• Stated task: Every entry needs to be printed exactly, please.

• Material provided:
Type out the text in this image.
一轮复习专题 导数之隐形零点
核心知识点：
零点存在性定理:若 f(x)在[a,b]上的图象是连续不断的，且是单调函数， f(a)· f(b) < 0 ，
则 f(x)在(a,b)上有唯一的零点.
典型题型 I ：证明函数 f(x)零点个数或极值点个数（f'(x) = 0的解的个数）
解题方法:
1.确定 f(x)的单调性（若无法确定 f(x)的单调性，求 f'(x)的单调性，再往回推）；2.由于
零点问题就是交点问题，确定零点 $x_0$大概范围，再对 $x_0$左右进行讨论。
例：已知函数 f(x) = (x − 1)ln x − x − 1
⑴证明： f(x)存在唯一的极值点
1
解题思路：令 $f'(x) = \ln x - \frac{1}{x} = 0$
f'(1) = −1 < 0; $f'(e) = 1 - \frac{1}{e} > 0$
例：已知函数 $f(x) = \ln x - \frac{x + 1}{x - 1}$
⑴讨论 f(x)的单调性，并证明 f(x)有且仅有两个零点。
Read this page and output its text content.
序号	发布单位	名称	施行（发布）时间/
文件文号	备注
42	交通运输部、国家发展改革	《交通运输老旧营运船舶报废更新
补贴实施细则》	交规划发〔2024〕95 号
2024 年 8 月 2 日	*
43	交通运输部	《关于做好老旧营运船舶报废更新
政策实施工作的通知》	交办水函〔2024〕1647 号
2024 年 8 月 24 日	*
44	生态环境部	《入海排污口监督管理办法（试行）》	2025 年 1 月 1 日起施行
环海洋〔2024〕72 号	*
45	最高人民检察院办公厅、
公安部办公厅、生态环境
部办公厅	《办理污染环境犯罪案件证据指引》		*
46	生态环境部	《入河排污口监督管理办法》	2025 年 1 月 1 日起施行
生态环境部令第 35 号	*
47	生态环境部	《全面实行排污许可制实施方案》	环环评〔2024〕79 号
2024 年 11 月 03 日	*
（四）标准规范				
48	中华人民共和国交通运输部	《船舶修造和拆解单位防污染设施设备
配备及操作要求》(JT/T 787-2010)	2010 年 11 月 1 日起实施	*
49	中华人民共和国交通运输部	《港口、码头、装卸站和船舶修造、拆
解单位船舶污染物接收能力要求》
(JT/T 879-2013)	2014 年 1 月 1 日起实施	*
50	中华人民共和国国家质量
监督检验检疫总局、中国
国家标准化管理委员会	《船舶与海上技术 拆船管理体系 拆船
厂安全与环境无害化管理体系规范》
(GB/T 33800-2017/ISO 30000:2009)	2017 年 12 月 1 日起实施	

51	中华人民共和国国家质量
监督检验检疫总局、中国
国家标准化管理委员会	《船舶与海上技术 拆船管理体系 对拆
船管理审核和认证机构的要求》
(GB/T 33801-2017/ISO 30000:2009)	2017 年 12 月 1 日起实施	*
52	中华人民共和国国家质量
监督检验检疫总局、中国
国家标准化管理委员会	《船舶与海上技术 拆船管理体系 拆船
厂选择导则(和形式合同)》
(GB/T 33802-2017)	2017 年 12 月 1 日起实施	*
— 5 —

• Response to the task:
Type out the text in this image.
一轮复习专题 导数之隐形零点
核心知识点：
零点存在性定理:若 f(x)在[a,b]上的图象是连续不断的，且是单调函数， f(a)· f(b) < 0 ，
则 f(x)在(a,b)上有唯一的零点.
典型题型 I ：证明函数 f(x)零点个数或极值点个数（f'(x) = 0的解的个数）
解题方法:
1.确定 f(x)的单调性（若无法确定 f(x)的单调性，求 f'(x)的单调性，再往回推）；2.由于
零点问题就是交点问题，确定零点 $x_0$大概范围，再对 $x_0$左右进行讨论。
例：已知函数 f(x) = (x − 1)ln x − x − 1
⑴证明： f(x)存在唯一的极值点
1
解题思路：令 $f'(x) = \ln x - \frac{1}{x} = 0$
f'(1) = −1 < 0; $f'(e) = 1 - \frac{1}{e} > 0$
例：已知函数 $f(x) = \ln x - \frac{x + 1}{x - 1}$
⑴讨论 f(x)的单调性，并证明 f(x)有且仅有两个零点。
Read this page and output its text content.
序号	发布单位	名称	施行（发布）时间/
文件文号	备注
42	交通运输部、国家发展改革	《交通运输老旧营运船舶报废更新
补贴实施细则》	交规划发〔2024〕95 号
2024 年 8 月 2 日	*
43	交通运输部	《关于做好老旧营运船舶报废更新
政策实施工作的通知》	交办水函〔2024〕1647 号
2024 年 8 月 24 日	*
44	生态环境部	《入海排污口监督管理办法（试行）》	2025 年 1 月 1 日起施行
环海洋〔2024〕72 号	*
45	最高人民检察院办公厅、
公安部办公厅、生态环境
部办公厅	《办理污染环境犯罪案件证据指引》		*
46	生态环境部	《入河排污口监督管理办法》	2025 年 1 月 1 日起施行
生态环境部令第 35 号	*
47	生态环境部	《全面实行排污许可制实施方案》	环环评〔2024〕79 号
2024 年 11 月 03 日	*
（四）标准规范				
48	中华人民共和国交通运输部	《船舶修造和拆解单位防污染设施设备
配备及操作要求》(JT/T 787-2010)	2010 年 11 月 1 日起实施	*
49	中华人民共和国交通运输部	《港口、码头、装卸站和船舶修造、拆
解单位船舶污染物接收能力要求》
(JT/T 879-2013)	2014 年 1 月 1 日起实施	*
50	中华人民共和国国家质量
监督检验检疫总局、中国
国家标准化管理委员会	《船舶与海上技术 拆船管理体系 拆船
厂安全与环境无害化管理体系规范》
(GB/T 33800-2017/ISO 30000:2009)	2017 年 12 月 1 日起实施	

51	中华人民共和国国家质量
监督检验检疫总局、中国
国家标准化管理委员会	《船舶与海上技术 拆船管理体系 对拆
船管理审核和认证机构的要求》
(GB/T 33801-2017/ISO 30000:2009)	2017 年 12 月 1 日起实施	*
52	中华人民共和国国家质量
监督检验检疫总局、中国
国家标准化管理委员会	《船舶与海上技术 拆船管理体系 拆船
厂选择导则(和形式合同)》
(GB/T 33802-2017)	2017 年 12 月 1 日起实施	*
— 5 —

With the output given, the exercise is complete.